*YOUR OBJECTIVE*
Please write the listing below out again exactly, leaving every picture behind.
# RECORD EXCERPTS start
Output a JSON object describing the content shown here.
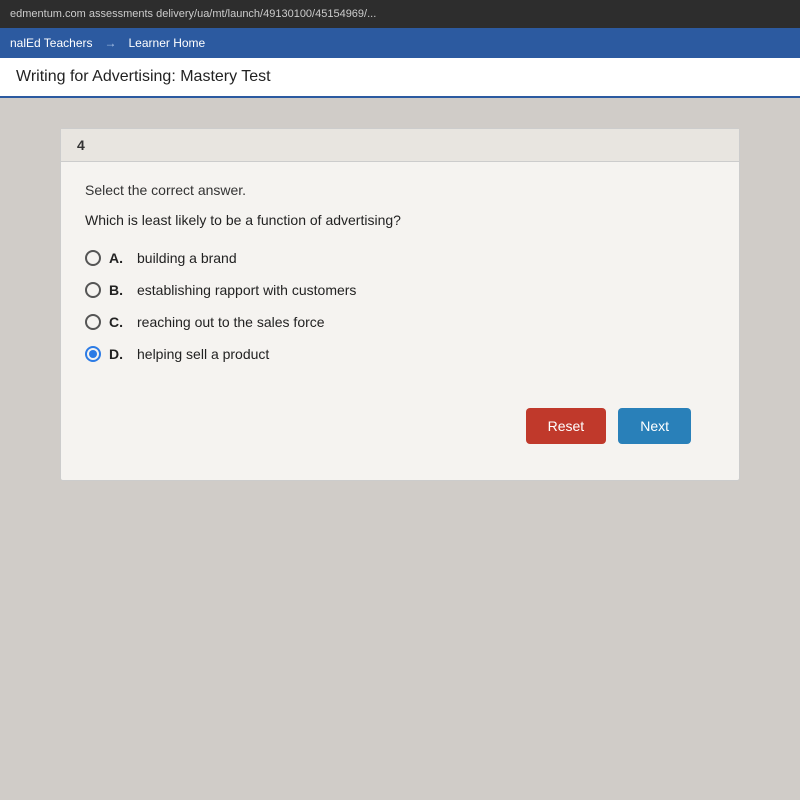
{
  "browser": {
    "url": "edmentum.com assessments delivery/ua/mt/launch/49130100/45154969/..."
  },
  "navbar": {
    "link1": "nalEd Teachers",
    "separator": "→",
    "link2": "Learner Home"
  },
  "page": {
    "title": "Writing for Advertising: Mastery Test"
  },
  "question": {
    "number": "4",
    "instruction": "Select the correct answer.",
    "text": "Which is least likely to be a function of advertising?",
    "options": [
      {
        "letter": "A.",
        "text": "building a brand",
        "selected": false
      },
      {
        "letter": "B.",
        "text": "establishing rapport with customers",
        "selected": false
      },
      {
        "letter": "C.",
        "text": "reaching out to the sales force",
        "selected": false
      },
      {
        "letter": "D.",
        "text": "helping sell a product",
        "selected": true
      }
    ]
  },
  "buttons": {
    "reset": "Reset",
    "next": "Next"
  }
}
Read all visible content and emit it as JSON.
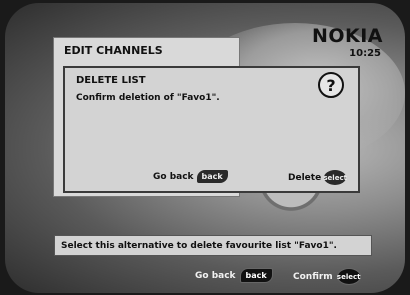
{
  "brand": "NOKIA",
  "clock": "10:25",
  "background_screen": {
    "title": "EDIT CHANNELS"
  },
  "dialog": {
    "title": "DELETE LIST",
    "message": "Confirm deletion of \"Favo1\".",
    "help_symbol": "?",
    "go_back_label": "Go back",
    "go_back_key": "back",
    "delete_label": "Delete",
    "delete_key": "select"
  },
  "hint": "Select this alternative to delete favourite list \"Favo1\".",
  "footer": {
    "go_back_label": "Go back",
    "go_back_key": "back",
    "confirm_label": "Confirm",
    "confirm_key": "select"
  }
}
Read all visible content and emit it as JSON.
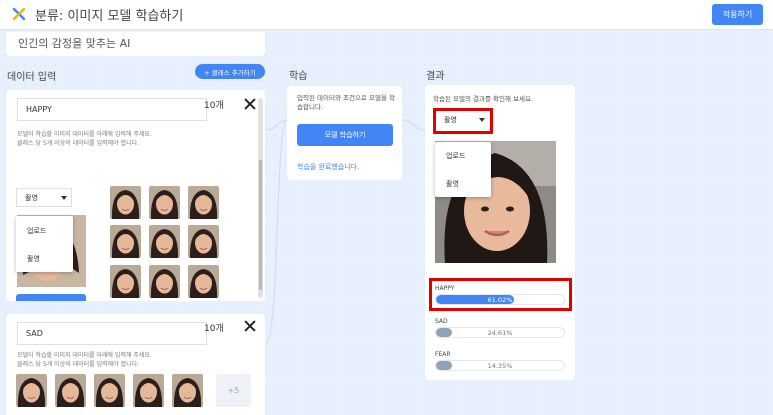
# RECORD EXCERPTS end
*ANSWER TO THE TASK*
Output a JSON object describing the content shown here.
{
  "browser": {
    "url": "edmentum.com assessments delivery/ua/mt/launch/49130100/45154969/..."
  },
  "navbar": {
    "link1": "nalEd Teachers",
    "separator": "→",
    "link2": "Learner Home"
  },
  "page": {
    "title": "Writing for Advertising: Mastery Test"
  },
  "question": {
    "number": "4",
    "instruction": "Select the correct answer.",
    "text": "Which is least likely to be a function of advertising?",
    "options": [
      {
        "letter": "A.",
        "text": "building a brand",
        "selected": false
      },
      {
        "letter": "B.",
        "text": "establishing rapport with customers",
        "selected": false
      },
      {
        "letter": "C.",
        "text": "reaching out to the sales force",
        "selected": false
      },
      {
        "letter": "D.",
        "text": "helping sell a product",
        "selected": true
      }
    ]
  },
  "buttons": {
    "reset": "Reset",
    "next": "Next"
  }
}
Read all visible content and emit it as JSON.
{
  "brand": "NOKIA",
  "clock": "10:25",
  "background_screen": {
    "title": "EDIT CHANNELS"
  },
  "dialog": {
    "title": "DELETE LIST",
    "message": "Confirm deletion of \"Favo1\".",
    "help_symbol": "?",
    "go_back_label": "Go back",
    "go_back_key": "back",
    "delete_label": "Delete",
    "delete_key": "select"
  },
  "hint": "Select this alternative to delete favourite list \"Favo1\".",
  "footer": {
    "go_back_label": "Go back",
    "go_back_key": "back",
    "confirm_label": "Confirm",
    "confirm_key": "select"
  }
}
Read all visible content and emit it as JSON.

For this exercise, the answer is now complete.